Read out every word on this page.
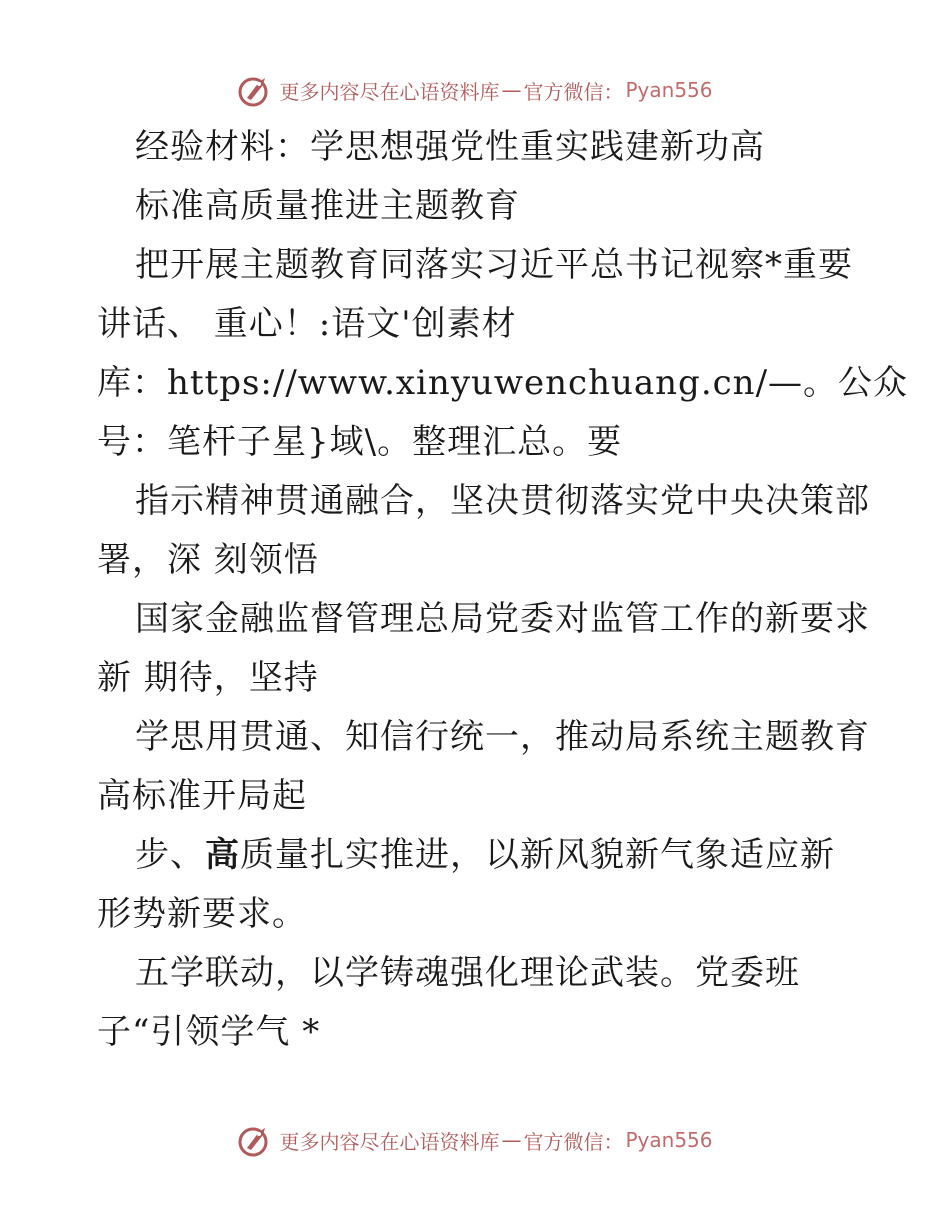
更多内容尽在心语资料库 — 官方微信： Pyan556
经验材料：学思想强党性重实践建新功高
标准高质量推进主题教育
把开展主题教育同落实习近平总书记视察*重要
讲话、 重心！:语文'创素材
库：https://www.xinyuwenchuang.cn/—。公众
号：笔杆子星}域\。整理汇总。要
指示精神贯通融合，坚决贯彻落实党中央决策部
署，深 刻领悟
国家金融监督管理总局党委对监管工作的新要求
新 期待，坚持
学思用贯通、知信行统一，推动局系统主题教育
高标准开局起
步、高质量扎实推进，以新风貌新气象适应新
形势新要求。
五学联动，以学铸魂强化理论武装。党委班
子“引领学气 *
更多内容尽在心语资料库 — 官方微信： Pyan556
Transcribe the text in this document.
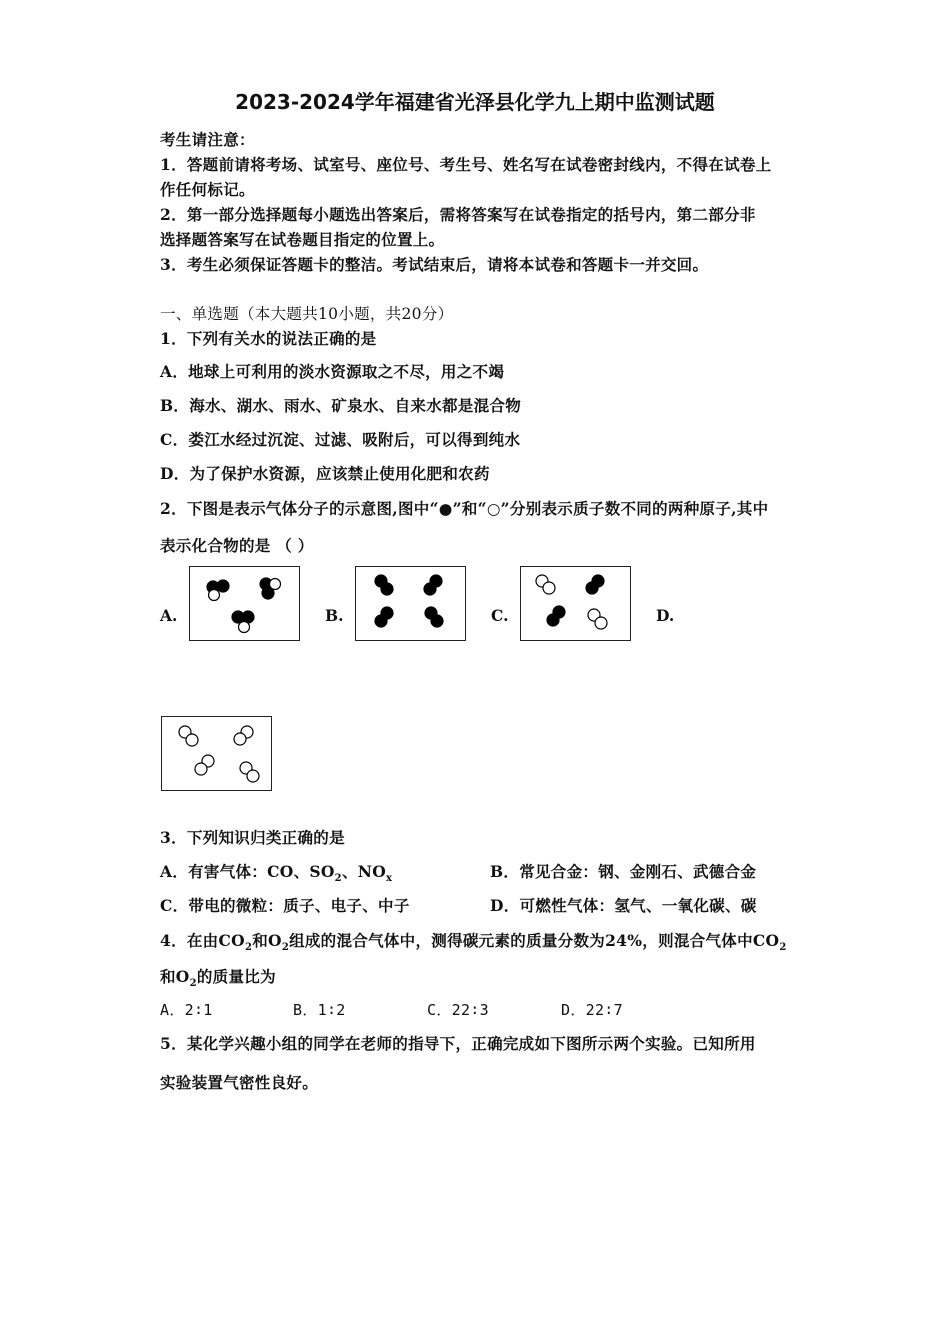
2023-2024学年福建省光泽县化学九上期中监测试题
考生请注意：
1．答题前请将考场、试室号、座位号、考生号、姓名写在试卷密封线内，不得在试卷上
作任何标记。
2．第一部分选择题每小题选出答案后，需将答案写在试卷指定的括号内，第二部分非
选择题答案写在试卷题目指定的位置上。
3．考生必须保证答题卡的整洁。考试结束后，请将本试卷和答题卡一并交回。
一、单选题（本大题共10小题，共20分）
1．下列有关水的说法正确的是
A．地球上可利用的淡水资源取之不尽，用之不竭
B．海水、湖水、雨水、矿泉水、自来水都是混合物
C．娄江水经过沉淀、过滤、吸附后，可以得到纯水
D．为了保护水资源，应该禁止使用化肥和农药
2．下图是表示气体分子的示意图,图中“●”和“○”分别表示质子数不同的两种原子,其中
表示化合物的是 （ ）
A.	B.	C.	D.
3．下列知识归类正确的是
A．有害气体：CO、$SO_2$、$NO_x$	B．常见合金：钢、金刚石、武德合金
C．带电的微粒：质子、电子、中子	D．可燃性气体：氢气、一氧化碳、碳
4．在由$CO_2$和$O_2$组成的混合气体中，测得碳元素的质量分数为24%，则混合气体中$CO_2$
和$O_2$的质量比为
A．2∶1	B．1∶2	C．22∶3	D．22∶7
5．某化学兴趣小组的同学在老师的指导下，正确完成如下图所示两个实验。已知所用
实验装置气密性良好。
==
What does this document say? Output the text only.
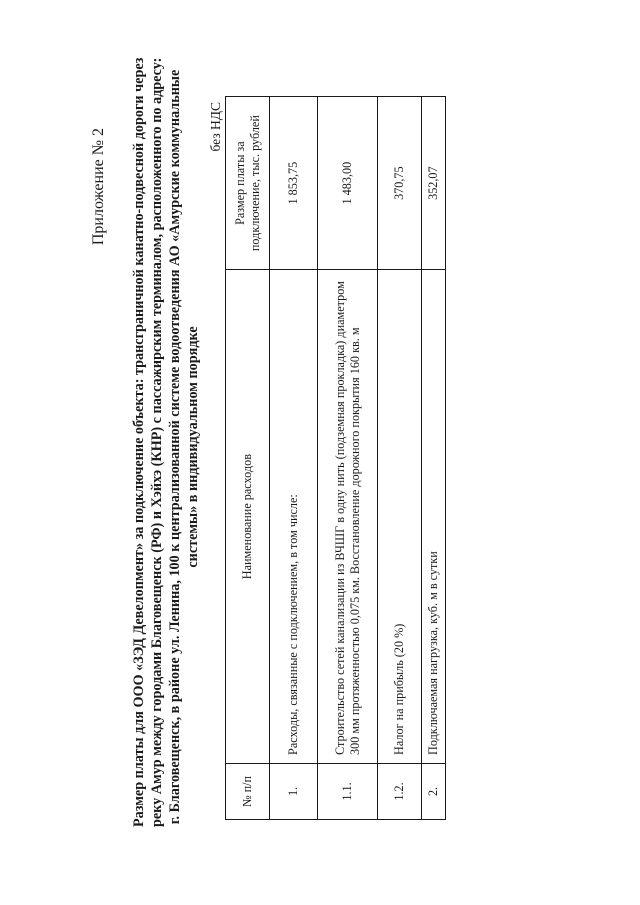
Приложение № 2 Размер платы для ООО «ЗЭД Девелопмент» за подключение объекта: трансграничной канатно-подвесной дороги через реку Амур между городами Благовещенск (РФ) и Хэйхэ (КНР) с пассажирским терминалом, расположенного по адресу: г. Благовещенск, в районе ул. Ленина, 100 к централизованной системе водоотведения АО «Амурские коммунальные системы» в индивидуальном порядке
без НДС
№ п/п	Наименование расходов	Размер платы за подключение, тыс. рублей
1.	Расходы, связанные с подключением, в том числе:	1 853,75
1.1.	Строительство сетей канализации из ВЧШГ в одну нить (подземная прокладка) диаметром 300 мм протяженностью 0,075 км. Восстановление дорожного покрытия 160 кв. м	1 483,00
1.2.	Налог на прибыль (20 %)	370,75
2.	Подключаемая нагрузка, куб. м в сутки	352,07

» **Task brief**
Lines holding the word "text" in the entries above are the ones to pull out. Copy them all.

» **Solution below**
Transcribe the text in this document.
What does this document say? Output the text only.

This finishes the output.